* start Dataset rows *

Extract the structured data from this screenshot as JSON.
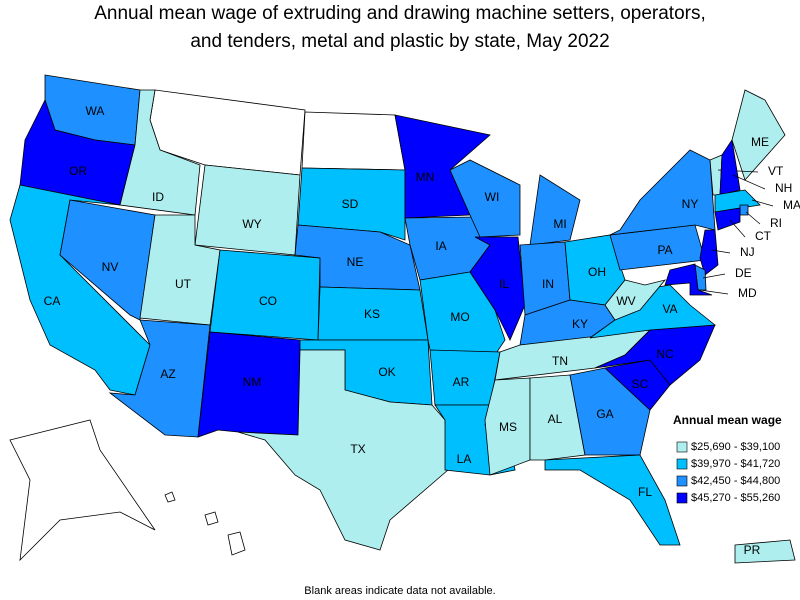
{
  "title": [
    "Annual mean wage of extruding and drawing machine setters, operators,",
    "and tenders, metal and plastic by state, May 2022"
  ],
  "legend": {
    "title": "Annual mean wage",
    "items": [
      {
        "label": "$25,690 - $39,100",
        "color": "#aeeeee"
      },
      {
        "label": "$39,970 - $41,720",
        "color": "#00bfff"
      },
      {
        "label": "$42,450 - $44,800",
        "color": "#1e90ff"
      },
      {
        "label": "$45,270 - $55,260",
        "color": "#0000ff"
      }
    ]
  },
  "states": [
    {
      "label": "WA",
      "color": "#1e90ff"
    },
    {
      "label": "OR",
      "color": "#0000ff"
    },
    {
      "label": "CA",
      "color": "#00bfff"
    },
    {
      "label": "ID",
      "color": "#aeeeee"
    },
    {
      "label": "NV",
      "color": "#1e90ff"
    },
    {
      "label": "WY",
      "color": "#aeeeee"
    },
    {
      "label": "UT",
      "color": "#aeeeee"
    },
    {
      "label": "AZ",
      "color": "#1e90ff"
    },
    {
      "label": "CO",
      "color": "#00bfff"
    },
    {
      "label": "NM",
      "color": "#0000ff"
    },
    {
      "label": "SD",
      "color": "#00bfff"
    },
    {
      "label": "NE",
      "color": "#1e90ff"
    },
    {
      "label": "KS",
      "color": "#00bfff"
    },
    {
      "label": "OK",
      "color": "#00bfff"
    },
    {
      "label": "TX",
      "color": "#aeeeee"
    },
    {
      "label": "MN",
      "color": "#0000ff"
    },
    {
      "label": "IA",
      "color": "#1e90ff"
    },
    {
      "label": "MO",
      "color": "#00bfff"
    },
    {
      "label": "AR",
      "color": "#00bfff"
    },
    {
      "label": "LA",
      "color": "#00bfff"
    },
    {
      "label": "WI",
      "color": "#1e90ff"
    },
    {
      "label": "IL",
      "color": "#0000ff"
    },
    {
      "label": "MI",
      "color": "#1e90ff"
    },
    {
      "label": "IN",
      "color": "#1e90ff"
    },
    {
      "label": "OH",
      "color": "#00bfff"
    },
    {
      "label": "KY",
      "color": "#1e90ff"
    },
    {
      "label": "TN",
      "color": "#aeeeee"
    },
    {
      "label": "MS",
      "color": "#aeeeee"
    },
    {
      "label": "AL",
      "color": "#aeeeee"
    },
    {
      "label": "GA",
      "color": "#1e90ff"
    },
    {
      "label": "FL",
      "color": "#00bfff"
    },
    {
      "label": "SC",
      "color": "#0000ff"
    },
    {
      "label": "NC",
      "color": "#0000ff"
    },
    {
      "label": "VA",
      "color": "#00bfff"
    },
    {
      "label": "WV",
      "color": "#aeeeee"
    },
    {
      "label": "PA",
      "color": "#1e90ff"
    },
    {
      "label": "NY",
      "color": "#1e90ff"
    },
    {
      "label": "ME",
      "color": "#aeeeee"
    },
    {
      "label": "VT",
      "color": "#aeeeee"
    },
    {
      "label": "NH",
      "color": "#0000ff"
    },
    {
      "label": "MA",
      "color": "#00bfff"
    },
    {
      "label": "RI",
      "color": "#1e90ff"
    },
    {
      "label": "CT",
      "color": "#0000ff"
    },
    {
      "label": "NJ",
      "color": "#0000ff"
    },
    {
      "label": "DE",
      "color": "#1e90ff"
    },
    {
      "label": "MD",
      "color": "#0000ff"
    },
    {
      "label": "PR",
      "color": "#aeeeee"
    }
  ],
  "note": "Blank areas indicate data not available."
}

* end Dataset rows *

= Task requirements =
Above are records to transcribe exactly; leave their pictures out.

= Expected answer =
Extract the structured data from this screenshot as JSON.
{
  "title": [
    "Annual mean wage of extruding and drawing machine setters, operators,",
    "and tenders, metal and plastic by state, May 2022"
  ],
  "legend": {
    "title": "Annual mean wage",
    "items": [
      {
        "label": "$25,690 - $39,100",
        "color": "#aeeeee"
      },
      {
        "label": "$39,970 - $41,720",
        "color": "#00bfff"
      },
      {
        "label": "$42,450 - $44,800",
        "color": "#1e90ff"
      },
      {
        "label": "$45,270 - $55,260",
        "color": "#0000ff"
      }
    ]
  },
  "states": [
    {
      "label": "WA",
      "color": "#1e90ff"
    },
    {
      "label": "OR",
      "color": "#0000ff"
    },
    {
      "label": "CA",
      "color": "#00bfff"
    },
    {
      "label": "ID",
      "color": "#aeeeee"
    },
    {
      "label": "NV",
      "color": "#1e90ff"
    },
    {
      "label": "WY",
      "color": "#aeeeee"
    },
    {
      "label": "UT",
      "color": "#aeeeee"
    },
    {
      "label": "AZ",
      "color": "#1e90ff"
    },
    {
      "label": "CO",
      "color": "#00bfff"
    },
    {
      "label": "NM",
      "color": "#0000ff"
    },
    {
      "label": "SD",
      "color": "#00bfff"
    },
    {
      "label": "NE",
      "color": "#1e90ff"
    },
    {
      "label": "KS",
      "color": "#00bfff"
    },
    {
      "label": "OK",
      "color": "#00bfff"
    },
    {
      "label": "TX",
      "color": "#aeeeee"
    },
    {
      "label": "MN",
      "color": "#0000ff"
    },
    {
      "label": "IA",
      "color": "#1e90ff"
    },
    {
      "label": "MO",
      "color": "#00bfff"
    },
    {
      "label": "AR",
      "color": "#00bfff"
    },
    {
      "label": "LA",
      "color": "#00bfff"
    },
    {
      "label": "WI",
      "color": "#1e90ff"
    },
    {
      "label": "IL",
      "color": "#0000ff"
    },
    {
      "label": "MI",
      "color": "#1e90ff"
    },
    {
      "label": "IN",
      "color": "#1e90ff"
    },
    {
      "label": "OH",
      "color": "#00bfff"
    },
    {
      "label": "KY",
      "color": "#1e90ff"
    },
    {
      "label": "TN",
      "color": "#aeeeee"
    },
    {
      "label": "MS",
      "color": "#aeeeee"
    },
    {
      "label": "AL",
      "color": "#aeeeee"
    },
    {
      "label": "GA",
      "color": "#1e90ff"
    },
    {
      "label": "FL",
      "color": "#00bfff"
    },
    {
      "label": "SC",
      "color": "#0000ff"
    },
    {
      "label": "NC",
      "color": "#0000ff"
    },
    {
      "label": "VA",
      "color": "#00bfff"
    },
    {
      "label": "WV",
      "color": "#aeeeee"
    },
    {
      "label": "PA",
      "color": "#1e90ff"
    },
    {
      "label": "NY",
      "color": "#1e90ff"
    },
    {
      "label": "ME",
      "color": "#aeeeee"
    },
    {
      "label": "VT",
      "color": "#aeeeee"
    },
    {
      "label": "NH",
      "color": "#0000ff"
    },
    {
      "label": "MA",
      "color": "#00bfff"
    },
    {
      "label": "RI",
      "color": "#1e90ff"
    },
    {
      "label": "CT",
      "color": "#0000ff"
    },
    {
      "label": "NJ",
      "color": "#0000ff"
    },
    {
      "label": "DE",
      "color": "#1e90ff"
    },
    {
      "label": "MD",
      "color": "#0000ff"
    },
    {
      "label": "PR",
      "color": "#aeeeee"
    }
  ],
  "note": "Blank areas indicate data not available."
}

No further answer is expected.